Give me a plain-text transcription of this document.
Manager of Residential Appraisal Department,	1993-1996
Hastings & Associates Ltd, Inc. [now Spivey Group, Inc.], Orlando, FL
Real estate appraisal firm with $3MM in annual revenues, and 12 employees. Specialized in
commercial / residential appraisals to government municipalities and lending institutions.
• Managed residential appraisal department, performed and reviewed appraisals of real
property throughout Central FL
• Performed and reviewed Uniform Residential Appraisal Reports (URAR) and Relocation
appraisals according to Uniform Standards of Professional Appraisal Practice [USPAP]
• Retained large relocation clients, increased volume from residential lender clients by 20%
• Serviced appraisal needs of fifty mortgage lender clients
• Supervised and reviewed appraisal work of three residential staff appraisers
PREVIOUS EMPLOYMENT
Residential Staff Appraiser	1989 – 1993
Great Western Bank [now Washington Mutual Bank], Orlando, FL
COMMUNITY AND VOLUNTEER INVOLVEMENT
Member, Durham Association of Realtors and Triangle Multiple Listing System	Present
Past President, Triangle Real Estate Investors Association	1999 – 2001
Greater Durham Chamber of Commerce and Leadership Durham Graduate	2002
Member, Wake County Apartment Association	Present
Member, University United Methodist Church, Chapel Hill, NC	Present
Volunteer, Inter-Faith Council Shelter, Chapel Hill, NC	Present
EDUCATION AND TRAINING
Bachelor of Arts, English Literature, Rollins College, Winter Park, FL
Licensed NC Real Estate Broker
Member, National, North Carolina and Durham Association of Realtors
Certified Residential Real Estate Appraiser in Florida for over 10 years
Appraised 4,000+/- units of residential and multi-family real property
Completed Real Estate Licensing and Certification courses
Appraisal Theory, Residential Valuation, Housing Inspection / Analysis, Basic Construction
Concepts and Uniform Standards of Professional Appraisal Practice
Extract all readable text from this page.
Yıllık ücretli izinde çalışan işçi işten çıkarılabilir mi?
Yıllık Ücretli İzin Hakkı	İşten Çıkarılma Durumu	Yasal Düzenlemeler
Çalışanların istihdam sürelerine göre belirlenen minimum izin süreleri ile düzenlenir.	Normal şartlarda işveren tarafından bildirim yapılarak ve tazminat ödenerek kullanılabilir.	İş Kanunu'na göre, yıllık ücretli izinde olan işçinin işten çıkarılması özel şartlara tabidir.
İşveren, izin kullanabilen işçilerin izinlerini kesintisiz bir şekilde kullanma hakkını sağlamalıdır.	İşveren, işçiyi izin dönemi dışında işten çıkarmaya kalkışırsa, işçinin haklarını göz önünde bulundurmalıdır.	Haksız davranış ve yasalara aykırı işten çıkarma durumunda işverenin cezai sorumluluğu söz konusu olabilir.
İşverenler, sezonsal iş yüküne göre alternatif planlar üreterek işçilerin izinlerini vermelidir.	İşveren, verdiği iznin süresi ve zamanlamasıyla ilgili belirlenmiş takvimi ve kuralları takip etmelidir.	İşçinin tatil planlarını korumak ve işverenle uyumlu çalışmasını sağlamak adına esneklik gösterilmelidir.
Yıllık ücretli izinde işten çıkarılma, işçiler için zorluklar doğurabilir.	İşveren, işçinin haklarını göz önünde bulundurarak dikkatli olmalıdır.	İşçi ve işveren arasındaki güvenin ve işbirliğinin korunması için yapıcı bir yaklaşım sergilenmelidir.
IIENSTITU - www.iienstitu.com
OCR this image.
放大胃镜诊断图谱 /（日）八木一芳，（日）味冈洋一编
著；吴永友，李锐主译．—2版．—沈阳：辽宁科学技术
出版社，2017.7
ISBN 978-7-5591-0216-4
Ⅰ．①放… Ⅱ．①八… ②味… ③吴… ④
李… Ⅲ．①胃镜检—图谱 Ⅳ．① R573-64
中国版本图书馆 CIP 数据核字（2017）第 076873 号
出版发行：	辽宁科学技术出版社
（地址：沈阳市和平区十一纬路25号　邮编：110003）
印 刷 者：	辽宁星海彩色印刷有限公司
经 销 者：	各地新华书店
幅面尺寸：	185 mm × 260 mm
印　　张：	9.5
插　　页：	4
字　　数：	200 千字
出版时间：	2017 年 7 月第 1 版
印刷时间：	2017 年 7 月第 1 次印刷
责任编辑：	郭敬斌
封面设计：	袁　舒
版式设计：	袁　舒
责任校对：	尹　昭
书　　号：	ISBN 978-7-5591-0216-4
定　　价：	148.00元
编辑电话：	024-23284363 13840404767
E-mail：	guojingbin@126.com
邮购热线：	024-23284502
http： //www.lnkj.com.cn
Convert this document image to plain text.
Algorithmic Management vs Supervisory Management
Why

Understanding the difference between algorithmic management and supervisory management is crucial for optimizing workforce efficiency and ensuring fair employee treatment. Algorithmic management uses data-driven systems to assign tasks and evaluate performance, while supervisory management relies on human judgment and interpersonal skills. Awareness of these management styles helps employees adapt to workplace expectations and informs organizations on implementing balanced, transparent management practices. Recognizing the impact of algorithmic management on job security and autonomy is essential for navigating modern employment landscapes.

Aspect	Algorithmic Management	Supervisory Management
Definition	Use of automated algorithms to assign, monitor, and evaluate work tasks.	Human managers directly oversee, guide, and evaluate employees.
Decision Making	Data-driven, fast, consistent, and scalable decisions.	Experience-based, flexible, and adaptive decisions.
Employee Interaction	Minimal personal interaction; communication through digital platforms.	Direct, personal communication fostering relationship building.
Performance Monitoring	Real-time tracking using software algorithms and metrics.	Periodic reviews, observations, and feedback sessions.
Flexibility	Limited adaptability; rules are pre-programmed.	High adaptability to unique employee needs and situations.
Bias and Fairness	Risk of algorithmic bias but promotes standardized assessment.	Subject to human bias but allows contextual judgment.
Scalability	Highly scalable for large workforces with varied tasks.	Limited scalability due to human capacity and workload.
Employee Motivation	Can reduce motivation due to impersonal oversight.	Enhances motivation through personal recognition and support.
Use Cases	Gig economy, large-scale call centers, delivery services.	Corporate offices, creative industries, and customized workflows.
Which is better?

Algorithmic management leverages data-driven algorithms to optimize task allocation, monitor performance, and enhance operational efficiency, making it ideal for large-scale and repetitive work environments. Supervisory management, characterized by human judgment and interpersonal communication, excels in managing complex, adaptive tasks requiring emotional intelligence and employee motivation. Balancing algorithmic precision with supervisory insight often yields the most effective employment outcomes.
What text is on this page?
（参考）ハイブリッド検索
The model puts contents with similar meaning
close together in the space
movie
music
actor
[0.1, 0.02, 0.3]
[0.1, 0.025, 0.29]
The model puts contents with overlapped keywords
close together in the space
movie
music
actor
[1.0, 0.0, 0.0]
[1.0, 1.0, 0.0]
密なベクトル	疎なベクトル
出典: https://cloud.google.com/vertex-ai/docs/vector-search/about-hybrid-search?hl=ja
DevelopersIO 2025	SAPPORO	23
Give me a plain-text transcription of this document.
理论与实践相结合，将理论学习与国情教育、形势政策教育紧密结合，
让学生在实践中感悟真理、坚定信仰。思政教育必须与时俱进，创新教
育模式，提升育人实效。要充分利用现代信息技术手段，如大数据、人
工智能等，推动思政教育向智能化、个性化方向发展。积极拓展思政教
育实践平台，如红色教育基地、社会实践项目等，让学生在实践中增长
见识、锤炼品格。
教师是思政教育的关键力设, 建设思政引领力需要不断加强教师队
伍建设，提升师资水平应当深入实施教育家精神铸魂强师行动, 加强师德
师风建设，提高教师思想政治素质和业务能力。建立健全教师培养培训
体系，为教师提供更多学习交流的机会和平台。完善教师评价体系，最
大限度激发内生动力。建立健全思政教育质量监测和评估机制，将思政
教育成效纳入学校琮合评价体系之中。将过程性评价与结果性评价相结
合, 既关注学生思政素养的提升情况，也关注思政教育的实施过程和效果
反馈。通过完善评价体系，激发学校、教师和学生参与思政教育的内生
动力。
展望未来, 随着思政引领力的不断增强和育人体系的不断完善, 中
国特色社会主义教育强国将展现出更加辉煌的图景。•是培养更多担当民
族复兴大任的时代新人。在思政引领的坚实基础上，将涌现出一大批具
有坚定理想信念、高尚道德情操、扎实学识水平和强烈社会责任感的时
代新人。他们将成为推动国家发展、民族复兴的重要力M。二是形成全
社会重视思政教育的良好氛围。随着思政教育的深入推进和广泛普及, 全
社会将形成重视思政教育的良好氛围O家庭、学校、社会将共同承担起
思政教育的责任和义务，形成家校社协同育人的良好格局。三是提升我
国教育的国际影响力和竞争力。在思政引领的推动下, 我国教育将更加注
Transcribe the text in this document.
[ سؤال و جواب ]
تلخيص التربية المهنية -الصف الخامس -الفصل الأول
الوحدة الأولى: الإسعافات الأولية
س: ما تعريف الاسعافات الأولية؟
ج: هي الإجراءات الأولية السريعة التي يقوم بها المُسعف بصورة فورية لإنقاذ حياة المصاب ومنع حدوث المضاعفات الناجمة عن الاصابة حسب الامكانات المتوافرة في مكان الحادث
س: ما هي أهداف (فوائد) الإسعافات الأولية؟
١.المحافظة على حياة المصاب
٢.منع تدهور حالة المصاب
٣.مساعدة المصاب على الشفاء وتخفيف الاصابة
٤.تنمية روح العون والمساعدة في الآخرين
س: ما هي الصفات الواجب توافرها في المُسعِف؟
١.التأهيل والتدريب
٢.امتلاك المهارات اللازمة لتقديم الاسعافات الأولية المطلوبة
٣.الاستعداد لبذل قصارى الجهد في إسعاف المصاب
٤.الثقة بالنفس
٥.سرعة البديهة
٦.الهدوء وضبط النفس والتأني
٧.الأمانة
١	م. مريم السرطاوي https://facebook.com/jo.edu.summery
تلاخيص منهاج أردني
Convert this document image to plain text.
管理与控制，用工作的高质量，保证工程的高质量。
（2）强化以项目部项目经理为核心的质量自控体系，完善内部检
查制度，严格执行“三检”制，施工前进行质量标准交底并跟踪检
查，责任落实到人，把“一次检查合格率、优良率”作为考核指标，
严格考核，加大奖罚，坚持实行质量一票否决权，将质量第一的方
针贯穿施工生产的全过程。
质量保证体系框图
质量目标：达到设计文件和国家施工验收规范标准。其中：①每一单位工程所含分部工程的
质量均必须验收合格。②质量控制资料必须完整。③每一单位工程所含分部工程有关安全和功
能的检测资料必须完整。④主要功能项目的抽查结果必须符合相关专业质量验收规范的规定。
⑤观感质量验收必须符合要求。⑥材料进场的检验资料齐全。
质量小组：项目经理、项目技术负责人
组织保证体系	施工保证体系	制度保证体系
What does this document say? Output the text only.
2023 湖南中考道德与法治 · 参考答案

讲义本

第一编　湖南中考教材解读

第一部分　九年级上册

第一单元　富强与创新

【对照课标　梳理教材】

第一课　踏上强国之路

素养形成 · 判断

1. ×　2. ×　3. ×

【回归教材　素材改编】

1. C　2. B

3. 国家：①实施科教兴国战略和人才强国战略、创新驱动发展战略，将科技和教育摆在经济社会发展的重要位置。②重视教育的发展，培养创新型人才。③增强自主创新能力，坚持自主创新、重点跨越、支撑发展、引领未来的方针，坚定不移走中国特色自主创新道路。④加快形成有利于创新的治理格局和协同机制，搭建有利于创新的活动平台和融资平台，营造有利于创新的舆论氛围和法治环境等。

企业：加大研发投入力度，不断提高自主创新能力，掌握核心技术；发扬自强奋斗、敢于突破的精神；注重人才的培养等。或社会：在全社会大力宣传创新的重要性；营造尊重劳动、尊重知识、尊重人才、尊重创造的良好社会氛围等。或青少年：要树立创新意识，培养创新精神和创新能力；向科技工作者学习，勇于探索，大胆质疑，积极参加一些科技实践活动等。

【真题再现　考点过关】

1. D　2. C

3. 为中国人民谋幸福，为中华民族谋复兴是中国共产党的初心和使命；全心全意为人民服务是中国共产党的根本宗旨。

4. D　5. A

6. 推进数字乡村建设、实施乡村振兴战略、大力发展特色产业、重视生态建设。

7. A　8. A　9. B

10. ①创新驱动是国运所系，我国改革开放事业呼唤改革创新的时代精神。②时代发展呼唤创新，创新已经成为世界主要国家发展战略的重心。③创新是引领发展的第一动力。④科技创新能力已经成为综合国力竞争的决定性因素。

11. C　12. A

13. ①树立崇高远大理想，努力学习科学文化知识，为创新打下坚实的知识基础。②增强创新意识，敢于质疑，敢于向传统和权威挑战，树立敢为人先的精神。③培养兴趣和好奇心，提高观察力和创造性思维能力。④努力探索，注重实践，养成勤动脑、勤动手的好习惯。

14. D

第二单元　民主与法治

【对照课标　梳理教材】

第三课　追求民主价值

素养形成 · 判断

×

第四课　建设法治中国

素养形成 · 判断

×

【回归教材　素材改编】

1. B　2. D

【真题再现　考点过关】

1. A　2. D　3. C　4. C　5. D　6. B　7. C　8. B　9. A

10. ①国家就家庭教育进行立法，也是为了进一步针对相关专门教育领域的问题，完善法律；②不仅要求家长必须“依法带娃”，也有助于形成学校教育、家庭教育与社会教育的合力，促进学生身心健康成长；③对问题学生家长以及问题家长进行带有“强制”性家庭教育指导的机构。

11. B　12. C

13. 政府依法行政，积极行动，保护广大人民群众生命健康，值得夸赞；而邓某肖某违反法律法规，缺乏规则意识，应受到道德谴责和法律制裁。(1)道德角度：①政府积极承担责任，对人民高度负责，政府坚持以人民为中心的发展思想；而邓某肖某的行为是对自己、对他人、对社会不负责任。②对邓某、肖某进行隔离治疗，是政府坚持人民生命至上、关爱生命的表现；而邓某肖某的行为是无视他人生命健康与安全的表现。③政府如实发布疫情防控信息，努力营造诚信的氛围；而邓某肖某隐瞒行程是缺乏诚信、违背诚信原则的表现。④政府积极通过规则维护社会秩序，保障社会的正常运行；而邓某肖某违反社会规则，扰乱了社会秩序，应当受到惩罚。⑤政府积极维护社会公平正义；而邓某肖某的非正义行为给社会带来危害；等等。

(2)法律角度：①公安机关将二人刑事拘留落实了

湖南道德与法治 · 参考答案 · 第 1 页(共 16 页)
+ + + +
◆ **GOAL**:
Report all lines of the data that include the word "needs".

◆ **REPLY TO THE EXERCISE**:
• Serviced appraisal needs of fifty mortgage lender clients
Flexibility	Limited adaptability; rules are pre-programmed.	High adaptability to unique employee needs and situations.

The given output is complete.